• Work instructions:
Work through the data line by line, gathering every line that has the word "power".

## begin Entries

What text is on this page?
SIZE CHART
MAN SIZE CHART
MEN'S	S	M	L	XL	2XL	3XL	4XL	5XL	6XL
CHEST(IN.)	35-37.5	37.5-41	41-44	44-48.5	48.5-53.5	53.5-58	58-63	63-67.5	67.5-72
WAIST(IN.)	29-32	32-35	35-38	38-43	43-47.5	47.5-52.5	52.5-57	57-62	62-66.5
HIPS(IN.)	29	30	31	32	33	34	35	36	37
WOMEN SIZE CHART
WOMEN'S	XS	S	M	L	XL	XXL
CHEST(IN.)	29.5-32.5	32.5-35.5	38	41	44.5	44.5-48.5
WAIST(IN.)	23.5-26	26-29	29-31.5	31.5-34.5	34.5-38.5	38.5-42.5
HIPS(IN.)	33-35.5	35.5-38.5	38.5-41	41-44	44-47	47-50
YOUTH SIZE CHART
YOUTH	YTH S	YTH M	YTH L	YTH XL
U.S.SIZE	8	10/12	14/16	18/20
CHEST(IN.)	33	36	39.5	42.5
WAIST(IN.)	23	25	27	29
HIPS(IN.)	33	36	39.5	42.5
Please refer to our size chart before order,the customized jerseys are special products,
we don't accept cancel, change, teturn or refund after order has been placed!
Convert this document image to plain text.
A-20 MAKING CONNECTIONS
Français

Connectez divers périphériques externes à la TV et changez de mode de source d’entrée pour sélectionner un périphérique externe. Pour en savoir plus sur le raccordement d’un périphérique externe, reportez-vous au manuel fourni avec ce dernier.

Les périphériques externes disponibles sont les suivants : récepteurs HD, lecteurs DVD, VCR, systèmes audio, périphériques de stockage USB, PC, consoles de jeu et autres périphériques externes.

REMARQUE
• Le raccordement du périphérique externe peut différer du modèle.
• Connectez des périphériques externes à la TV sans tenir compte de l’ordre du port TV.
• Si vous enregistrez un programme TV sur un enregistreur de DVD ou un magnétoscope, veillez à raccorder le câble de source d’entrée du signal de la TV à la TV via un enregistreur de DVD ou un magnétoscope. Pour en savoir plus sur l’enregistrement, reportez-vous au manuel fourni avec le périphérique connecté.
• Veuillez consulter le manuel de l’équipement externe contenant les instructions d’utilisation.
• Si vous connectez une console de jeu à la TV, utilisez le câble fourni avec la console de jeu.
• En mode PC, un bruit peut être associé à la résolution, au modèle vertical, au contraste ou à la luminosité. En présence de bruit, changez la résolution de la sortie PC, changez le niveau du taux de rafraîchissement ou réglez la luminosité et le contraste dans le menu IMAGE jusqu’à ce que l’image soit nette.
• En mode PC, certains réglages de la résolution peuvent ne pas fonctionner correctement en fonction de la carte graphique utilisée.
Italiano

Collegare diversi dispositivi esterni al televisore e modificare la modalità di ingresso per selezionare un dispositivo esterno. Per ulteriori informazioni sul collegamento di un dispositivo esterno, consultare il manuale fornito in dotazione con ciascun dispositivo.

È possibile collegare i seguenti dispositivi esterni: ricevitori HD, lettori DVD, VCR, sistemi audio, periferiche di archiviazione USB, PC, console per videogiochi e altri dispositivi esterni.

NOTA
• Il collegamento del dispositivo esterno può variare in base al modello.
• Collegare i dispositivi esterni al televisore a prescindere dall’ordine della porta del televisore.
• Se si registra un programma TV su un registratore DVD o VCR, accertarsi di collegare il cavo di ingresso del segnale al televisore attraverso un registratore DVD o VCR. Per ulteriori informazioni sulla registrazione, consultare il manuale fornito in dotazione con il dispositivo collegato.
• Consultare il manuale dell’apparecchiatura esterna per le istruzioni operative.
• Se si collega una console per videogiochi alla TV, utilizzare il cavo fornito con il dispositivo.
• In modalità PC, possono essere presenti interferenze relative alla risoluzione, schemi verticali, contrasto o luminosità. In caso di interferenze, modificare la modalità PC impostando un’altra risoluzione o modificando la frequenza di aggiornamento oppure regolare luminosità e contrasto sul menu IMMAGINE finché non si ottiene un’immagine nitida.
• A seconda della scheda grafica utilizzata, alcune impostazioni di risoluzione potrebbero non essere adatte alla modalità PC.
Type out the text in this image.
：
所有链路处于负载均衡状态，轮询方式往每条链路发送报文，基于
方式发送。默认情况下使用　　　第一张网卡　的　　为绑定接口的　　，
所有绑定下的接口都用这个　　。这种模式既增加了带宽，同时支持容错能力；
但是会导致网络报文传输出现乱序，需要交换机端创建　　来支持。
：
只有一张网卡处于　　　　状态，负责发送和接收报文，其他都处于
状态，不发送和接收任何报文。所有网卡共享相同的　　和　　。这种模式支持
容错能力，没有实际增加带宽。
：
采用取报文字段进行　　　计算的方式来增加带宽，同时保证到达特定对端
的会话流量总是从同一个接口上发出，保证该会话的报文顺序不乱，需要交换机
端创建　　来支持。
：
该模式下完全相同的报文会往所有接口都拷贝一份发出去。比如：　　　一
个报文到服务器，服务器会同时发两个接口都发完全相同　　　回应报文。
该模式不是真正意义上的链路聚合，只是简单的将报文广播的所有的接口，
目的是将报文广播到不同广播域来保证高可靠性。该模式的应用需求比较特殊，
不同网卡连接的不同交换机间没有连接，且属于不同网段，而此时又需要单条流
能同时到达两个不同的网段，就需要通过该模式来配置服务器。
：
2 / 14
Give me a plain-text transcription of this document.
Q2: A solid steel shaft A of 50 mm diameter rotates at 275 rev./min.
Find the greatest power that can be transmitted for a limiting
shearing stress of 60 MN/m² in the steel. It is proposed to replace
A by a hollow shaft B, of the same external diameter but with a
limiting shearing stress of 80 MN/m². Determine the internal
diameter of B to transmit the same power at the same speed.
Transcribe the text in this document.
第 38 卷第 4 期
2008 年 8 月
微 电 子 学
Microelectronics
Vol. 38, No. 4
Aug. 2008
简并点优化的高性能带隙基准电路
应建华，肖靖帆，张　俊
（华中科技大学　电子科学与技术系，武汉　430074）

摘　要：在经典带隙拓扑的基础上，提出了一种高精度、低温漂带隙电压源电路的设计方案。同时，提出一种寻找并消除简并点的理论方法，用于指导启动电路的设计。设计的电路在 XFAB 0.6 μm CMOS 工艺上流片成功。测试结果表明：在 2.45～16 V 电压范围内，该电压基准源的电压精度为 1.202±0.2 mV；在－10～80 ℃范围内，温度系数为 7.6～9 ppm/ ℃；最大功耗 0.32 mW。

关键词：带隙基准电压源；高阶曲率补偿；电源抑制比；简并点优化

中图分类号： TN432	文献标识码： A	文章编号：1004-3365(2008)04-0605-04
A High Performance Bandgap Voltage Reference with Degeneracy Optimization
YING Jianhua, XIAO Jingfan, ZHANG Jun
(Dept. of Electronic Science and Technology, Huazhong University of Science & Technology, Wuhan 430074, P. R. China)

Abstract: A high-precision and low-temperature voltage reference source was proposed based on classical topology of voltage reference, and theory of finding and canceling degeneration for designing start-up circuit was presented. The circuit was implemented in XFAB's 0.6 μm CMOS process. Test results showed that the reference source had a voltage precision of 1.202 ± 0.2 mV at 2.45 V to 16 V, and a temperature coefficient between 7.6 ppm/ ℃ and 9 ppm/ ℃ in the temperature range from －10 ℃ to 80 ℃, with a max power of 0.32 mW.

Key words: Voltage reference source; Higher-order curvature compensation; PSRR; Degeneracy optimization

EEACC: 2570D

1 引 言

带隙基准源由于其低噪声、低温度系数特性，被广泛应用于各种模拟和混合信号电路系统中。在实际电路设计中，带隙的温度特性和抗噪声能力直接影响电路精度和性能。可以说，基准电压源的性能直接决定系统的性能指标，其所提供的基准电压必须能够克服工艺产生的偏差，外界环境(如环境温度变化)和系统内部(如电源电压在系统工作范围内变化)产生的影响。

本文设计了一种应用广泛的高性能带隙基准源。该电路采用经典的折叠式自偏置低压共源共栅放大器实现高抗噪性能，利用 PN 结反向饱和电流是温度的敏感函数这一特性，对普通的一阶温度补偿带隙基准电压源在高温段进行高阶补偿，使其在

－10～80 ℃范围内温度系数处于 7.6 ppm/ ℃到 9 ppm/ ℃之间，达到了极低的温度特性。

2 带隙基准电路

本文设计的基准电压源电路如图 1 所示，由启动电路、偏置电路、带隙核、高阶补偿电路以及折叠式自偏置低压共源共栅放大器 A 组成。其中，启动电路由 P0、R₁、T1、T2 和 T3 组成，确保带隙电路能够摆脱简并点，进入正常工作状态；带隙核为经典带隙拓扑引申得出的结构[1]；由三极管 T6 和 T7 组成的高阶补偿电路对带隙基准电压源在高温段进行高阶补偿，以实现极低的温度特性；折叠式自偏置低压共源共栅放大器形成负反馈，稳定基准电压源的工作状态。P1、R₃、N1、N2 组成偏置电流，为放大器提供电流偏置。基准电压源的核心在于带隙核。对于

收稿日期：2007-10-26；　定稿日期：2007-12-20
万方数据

## end Entries

• Response:
Find the greatest power that can be transmitted for a limiting
diameter of B to transmit the same power at the same speed.
Abstract: A high-precision and low-temperature voltage reference source was proposed based on classical topology of voltage reference, and theory of finding and canceling degeneration for designing start-up circuit was presented. The circuit was implemented in XFAB's 0.6 μm CMOS process. Test results showed that the reference source had a voltage precision of 1.202 ± 0.2 mV at 2.45 V to 16 V, and a temperature coefficient between 7.6 ppm/ ℃ and 9 ppm/ ℃ in the temperature range from －10 ℃ to 80 ℃, with a max power of 0.32 mW.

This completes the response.